◆ ABOUT THIS TASK
Count the lines containing "measures" in the entries underneath, and state that count without anything else.

(PROVIDED DATA Opens)

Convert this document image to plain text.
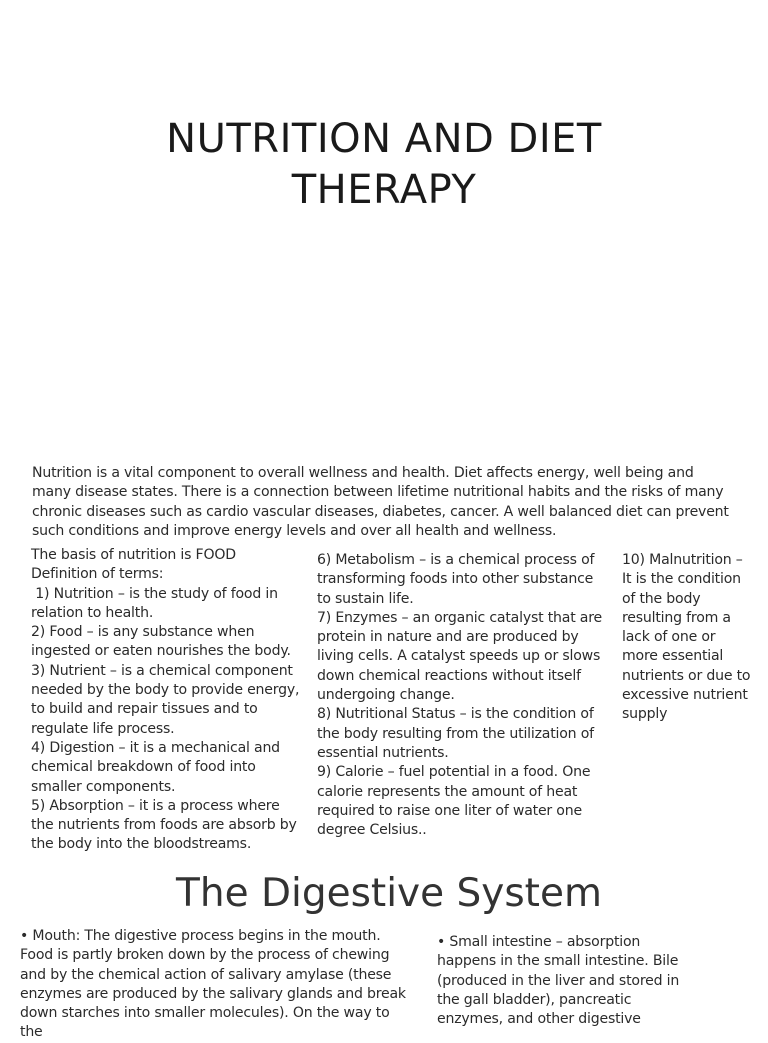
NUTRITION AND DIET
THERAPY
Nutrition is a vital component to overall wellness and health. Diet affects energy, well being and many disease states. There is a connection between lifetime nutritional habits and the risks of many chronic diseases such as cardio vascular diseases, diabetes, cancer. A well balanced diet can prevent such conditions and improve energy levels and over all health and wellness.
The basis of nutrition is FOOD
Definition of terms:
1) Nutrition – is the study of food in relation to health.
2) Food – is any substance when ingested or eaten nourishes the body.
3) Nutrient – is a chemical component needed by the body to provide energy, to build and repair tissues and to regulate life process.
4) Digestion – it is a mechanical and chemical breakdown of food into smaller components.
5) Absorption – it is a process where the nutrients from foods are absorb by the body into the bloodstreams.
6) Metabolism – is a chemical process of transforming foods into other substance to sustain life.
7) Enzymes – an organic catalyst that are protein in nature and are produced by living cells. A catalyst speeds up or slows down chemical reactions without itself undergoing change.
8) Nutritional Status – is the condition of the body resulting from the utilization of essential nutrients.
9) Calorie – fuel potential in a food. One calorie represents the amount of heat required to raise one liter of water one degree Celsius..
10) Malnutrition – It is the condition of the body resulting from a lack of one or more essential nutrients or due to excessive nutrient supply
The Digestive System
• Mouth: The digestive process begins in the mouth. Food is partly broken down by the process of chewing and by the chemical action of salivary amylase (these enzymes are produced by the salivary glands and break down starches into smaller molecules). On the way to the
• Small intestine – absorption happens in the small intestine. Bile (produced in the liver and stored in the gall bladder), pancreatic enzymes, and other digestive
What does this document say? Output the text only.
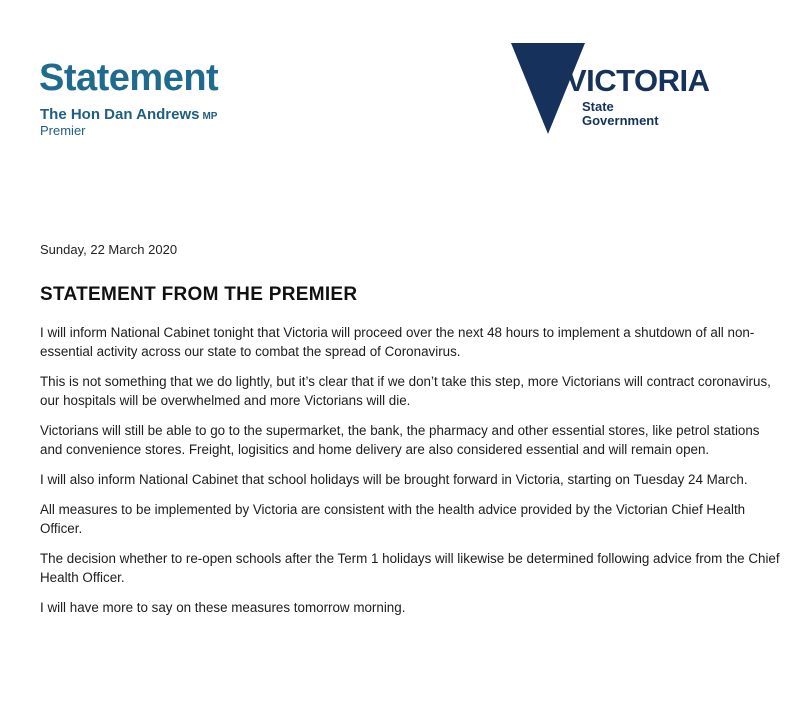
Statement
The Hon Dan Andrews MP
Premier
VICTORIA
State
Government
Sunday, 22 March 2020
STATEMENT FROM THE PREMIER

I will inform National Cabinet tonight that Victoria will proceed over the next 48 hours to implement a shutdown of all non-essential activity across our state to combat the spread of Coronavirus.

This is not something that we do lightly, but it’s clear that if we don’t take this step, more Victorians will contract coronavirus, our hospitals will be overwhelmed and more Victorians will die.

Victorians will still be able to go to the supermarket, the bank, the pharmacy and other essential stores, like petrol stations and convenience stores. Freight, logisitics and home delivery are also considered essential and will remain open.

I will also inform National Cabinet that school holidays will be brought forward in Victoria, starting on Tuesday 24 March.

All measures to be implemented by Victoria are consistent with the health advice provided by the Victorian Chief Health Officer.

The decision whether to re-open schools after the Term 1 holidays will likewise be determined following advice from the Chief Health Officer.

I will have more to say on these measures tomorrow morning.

(PROVIDED DATA Closes)
(PROVIDED DATA Opens)

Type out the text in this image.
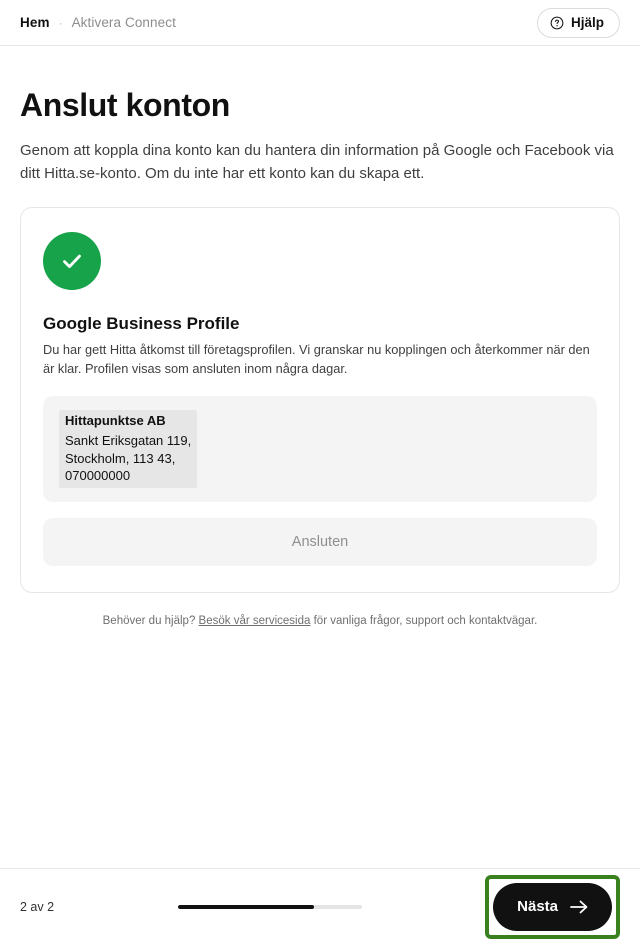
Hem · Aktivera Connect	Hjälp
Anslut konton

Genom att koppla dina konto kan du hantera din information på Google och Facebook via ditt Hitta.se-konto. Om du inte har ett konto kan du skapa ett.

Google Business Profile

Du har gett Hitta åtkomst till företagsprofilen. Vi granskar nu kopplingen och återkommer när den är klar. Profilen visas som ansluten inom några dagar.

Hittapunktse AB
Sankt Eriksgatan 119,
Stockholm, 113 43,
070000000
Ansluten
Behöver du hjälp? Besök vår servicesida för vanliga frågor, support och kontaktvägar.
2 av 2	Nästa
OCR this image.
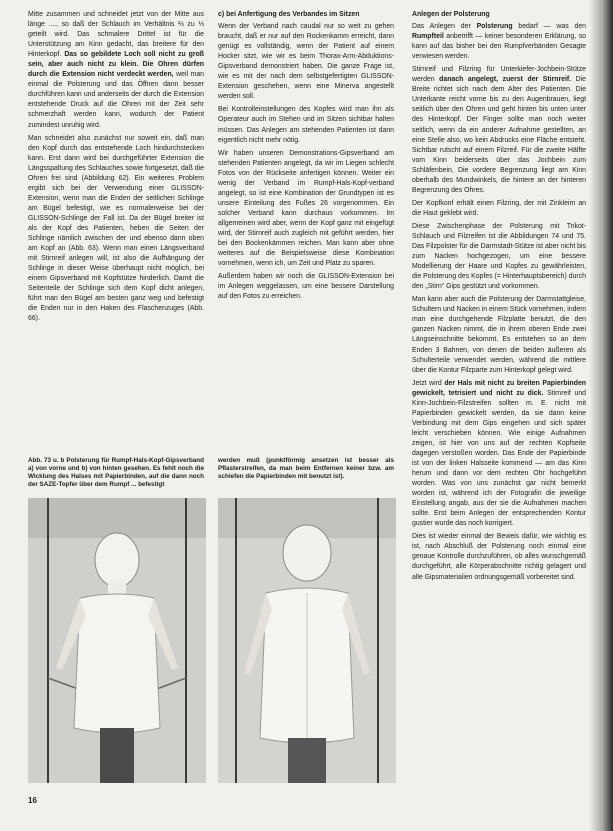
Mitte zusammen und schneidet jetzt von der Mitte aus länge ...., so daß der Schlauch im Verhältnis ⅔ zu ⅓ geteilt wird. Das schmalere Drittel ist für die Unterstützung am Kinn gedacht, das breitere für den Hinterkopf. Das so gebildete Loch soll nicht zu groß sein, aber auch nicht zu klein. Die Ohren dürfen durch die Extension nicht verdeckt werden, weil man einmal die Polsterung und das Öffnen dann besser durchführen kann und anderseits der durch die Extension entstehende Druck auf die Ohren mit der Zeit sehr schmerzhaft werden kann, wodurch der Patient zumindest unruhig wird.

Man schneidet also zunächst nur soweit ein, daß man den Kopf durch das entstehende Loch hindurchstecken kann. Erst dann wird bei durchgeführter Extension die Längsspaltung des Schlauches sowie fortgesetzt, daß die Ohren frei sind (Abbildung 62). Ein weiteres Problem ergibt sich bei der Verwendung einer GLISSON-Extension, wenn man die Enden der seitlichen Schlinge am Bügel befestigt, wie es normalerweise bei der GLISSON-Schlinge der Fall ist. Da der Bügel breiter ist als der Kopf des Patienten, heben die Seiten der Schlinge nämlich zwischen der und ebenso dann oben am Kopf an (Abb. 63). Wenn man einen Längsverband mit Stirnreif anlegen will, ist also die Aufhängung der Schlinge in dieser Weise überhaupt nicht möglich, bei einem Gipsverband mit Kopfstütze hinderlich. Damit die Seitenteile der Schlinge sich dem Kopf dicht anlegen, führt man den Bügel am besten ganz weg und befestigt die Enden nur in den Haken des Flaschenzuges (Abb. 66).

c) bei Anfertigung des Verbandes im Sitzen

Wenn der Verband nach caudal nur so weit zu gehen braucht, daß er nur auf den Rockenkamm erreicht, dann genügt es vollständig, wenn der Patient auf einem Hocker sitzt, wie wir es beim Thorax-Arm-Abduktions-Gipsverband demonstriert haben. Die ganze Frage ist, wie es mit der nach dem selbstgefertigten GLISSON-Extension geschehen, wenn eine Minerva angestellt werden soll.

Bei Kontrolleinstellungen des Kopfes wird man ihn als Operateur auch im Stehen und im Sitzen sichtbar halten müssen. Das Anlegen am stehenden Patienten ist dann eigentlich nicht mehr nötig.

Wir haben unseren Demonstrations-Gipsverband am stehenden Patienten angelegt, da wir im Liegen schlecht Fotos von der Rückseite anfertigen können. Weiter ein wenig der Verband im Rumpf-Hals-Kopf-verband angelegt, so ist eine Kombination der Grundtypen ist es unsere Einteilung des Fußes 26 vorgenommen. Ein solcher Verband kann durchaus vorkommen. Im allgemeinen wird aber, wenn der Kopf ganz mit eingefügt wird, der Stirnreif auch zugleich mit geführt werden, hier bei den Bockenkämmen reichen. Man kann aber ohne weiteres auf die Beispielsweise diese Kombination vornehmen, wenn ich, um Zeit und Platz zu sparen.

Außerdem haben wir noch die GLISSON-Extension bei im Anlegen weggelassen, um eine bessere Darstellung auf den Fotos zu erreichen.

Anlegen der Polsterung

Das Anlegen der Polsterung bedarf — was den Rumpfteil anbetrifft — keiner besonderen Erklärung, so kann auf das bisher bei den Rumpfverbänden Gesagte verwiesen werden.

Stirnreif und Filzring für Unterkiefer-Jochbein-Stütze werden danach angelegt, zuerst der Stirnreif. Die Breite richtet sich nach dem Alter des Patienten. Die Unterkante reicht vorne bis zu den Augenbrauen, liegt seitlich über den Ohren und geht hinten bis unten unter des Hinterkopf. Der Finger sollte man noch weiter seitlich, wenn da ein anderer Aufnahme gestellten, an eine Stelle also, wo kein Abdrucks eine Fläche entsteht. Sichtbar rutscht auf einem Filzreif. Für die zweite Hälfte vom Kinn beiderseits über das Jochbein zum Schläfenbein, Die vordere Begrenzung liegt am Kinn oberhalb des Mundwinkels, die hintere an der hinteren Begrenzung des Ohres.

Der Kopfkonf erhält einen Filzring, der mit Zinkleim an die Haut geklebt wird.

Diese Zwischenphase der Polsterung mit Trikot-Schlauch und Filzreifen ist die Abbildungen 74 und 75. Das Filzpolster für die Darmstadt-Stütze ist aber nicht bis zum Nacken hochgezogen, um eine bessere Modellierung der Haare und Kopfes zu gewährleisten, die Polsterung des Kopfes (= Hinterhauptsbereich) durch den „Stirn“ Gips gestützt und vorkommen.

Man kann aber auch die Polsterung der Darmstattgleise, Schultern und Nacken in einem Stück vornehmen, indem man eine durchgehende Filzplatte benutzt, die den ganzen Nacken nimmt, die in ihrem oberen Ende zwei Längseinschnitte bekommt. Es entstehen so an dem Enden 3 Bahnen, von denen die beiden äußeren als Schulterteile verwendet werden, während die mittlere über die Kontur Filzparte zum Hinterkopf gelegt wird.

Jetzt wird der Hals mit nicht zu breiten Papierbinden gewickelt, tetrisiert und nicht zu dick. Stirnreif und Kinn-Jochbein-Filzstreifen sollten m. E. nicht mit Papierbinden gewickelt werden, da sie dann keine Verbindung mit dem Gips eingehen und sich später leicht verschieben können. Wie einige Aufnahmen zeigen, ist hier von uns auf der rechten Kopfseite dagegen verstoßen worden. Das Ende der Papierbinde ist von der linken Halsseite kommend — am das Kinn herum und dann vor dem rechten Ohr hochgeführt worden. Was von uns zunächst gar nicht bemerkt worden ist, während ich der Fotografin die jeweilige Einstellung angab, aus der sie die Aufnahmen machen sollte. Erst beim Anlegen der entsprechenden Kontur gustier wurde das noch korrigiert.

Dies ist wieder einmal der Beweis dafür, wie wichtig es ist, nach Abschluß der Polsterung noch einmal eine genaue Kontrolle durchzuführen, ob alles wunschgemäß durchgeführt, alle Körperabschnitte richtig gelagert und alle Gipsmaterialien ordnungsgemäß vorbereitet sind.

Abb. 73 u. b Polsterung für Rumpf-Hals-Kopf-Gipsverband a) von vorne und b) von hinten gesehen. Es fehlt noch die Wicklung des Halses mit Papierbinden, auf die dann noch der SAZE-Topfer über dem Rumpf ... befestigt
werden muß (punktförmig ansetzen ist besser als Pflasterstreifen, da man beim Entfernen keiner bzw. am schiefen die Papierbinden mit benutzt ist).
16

(PROVIDED DATA Closes)
(PROVIDED DATA Opens)

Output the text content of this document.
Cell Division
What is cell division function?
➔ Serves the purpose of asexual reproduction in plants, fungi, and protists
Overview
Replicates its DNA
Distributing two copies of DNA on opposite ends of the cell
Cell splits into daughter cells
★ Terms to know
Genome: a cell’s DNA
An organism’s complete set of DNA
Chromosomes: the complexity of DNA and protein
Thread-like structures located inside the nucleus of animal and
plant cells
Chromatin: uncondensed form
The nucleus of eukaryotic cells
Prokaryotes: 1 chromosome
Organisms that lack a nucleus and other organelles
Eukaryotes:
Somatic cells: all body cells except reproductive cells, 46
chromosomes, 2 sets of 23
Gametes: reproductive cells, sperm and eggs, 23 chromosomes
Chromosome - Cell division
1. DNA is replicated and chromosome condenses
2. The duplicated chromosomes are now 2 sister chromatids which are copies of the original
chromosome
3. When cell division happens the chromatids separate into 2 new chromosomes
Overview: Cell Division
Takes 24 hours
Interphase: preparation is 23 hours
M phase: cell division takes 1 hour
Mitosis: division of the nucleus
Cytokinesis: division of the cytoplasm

(PROVIDED DATA Closes)

◆ RESPONSE AREA
2